══ Provided records ══

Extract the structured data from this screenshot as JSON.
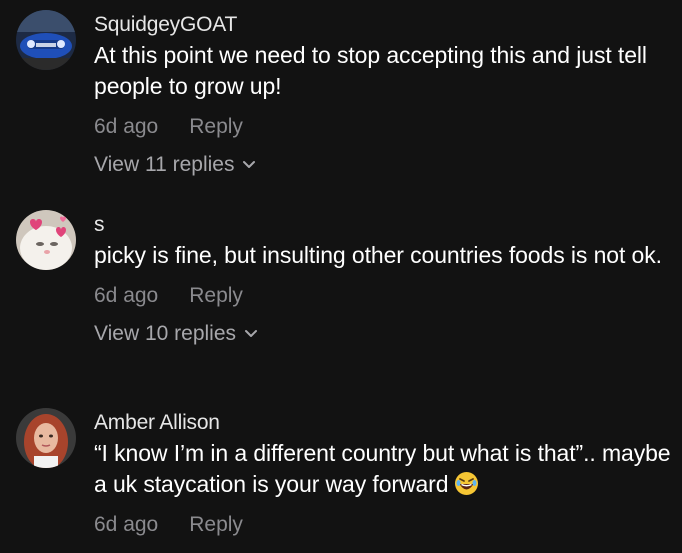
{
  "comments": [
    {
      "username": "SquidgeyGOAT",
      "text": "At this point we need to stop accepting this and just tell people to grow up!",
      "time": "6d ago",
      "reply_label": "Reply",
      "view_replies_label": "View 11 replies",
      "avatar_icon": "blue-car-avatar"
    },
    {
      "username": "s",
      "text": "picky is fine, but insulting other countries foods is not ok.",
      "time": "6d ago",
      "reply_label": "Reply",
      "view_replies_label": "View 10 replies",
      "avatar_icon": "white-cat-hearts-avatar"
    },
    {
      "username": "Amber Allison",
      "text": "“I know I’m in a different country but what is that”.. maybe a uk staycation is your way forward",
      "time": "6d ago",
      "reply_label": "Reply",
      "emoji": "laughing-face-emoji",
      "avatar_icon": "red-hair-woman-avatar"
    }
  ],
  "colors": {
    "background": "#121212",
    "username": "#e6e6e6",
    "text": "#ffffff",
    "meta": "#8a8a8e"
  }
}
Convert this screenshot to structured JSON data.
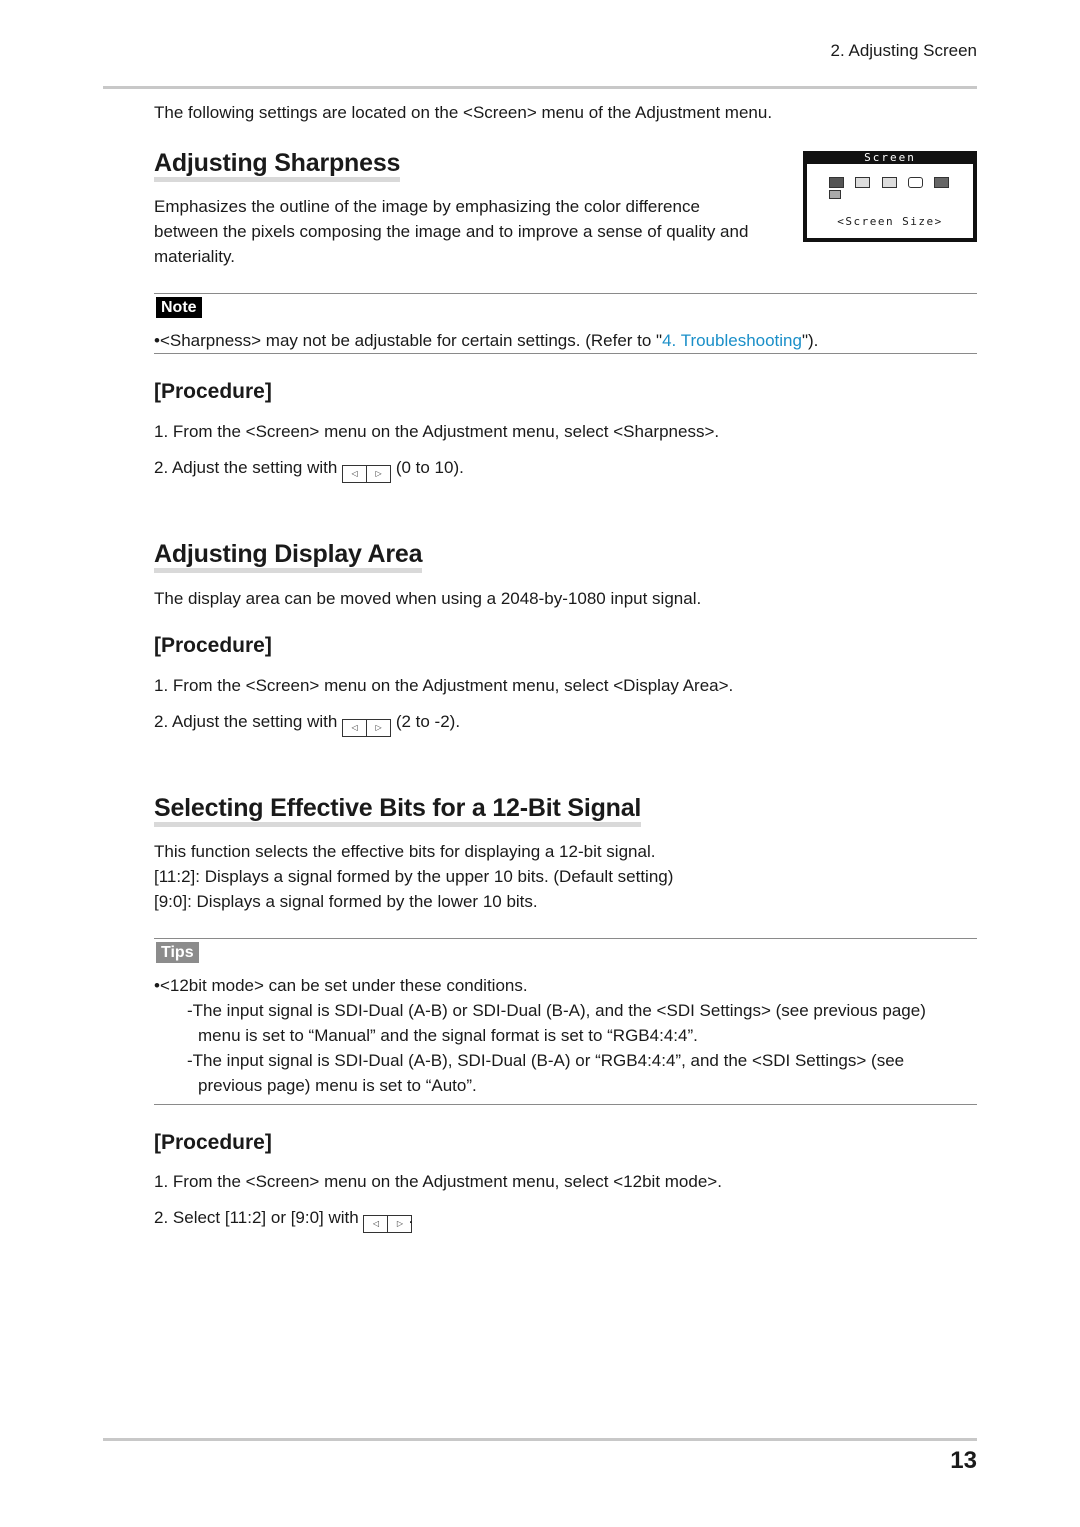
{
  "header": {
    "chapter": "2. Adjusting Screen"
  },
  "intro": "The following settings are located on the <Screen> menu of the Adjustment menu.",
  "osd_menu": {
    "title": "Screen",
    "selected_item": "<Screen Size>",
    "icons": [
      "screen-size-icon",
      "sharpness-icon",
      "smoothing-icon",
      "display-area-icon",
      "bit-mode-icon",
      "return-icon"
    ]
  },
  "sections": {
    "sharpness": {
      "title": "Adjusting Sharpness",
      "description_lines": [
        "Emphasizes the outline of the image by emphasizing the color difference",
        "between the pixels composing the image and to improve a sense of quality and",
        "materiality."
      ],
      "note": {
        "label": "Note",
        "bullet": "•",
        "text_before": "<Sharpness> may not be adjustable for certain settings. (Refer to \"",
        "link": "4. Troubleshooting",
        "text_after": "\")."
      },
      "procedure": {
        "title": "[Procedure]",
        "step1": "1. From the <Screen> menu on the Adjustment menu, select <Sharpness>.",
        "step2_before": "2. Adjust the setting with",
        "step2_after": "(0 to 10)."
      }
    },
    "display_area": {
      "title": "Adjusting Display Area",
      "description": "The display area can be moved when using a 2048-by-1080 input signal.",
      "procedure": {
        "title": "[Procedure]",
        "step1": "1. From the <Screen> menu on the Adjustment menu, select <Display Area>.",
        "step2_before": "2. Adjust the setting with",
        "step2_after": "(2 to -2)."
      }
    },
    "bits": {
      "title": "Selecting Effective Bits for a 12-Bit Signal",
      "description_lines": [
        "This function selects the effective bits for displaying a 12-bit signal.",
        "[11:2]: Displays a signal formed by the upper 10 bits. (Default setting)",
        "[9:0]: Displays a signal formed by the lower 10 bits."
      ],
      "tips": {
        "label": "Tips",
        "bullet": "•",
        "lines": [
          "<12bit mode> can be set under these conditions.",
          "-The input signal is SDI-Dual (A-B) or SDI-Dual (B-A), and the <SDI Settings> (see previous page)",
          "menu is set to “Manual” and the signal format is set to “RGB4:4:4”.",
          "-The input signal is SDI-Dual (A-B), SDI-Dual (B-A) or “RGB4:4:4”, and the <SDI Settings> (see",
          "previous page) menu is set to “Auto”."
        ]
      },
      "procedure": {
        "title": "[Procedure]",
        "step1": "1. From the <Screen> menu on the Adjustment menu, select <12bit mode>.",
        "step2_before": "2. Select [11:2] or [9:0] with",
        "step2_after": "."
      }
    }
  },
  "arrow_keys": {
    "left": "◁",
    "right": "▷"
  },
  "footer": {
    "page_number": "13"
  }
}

═══

Check each line above for the string "structured" and show the ones that have it.

Full answer:
Extract the structured data from this screenshot as JSON.
Convert this screenshot to structured JSON data.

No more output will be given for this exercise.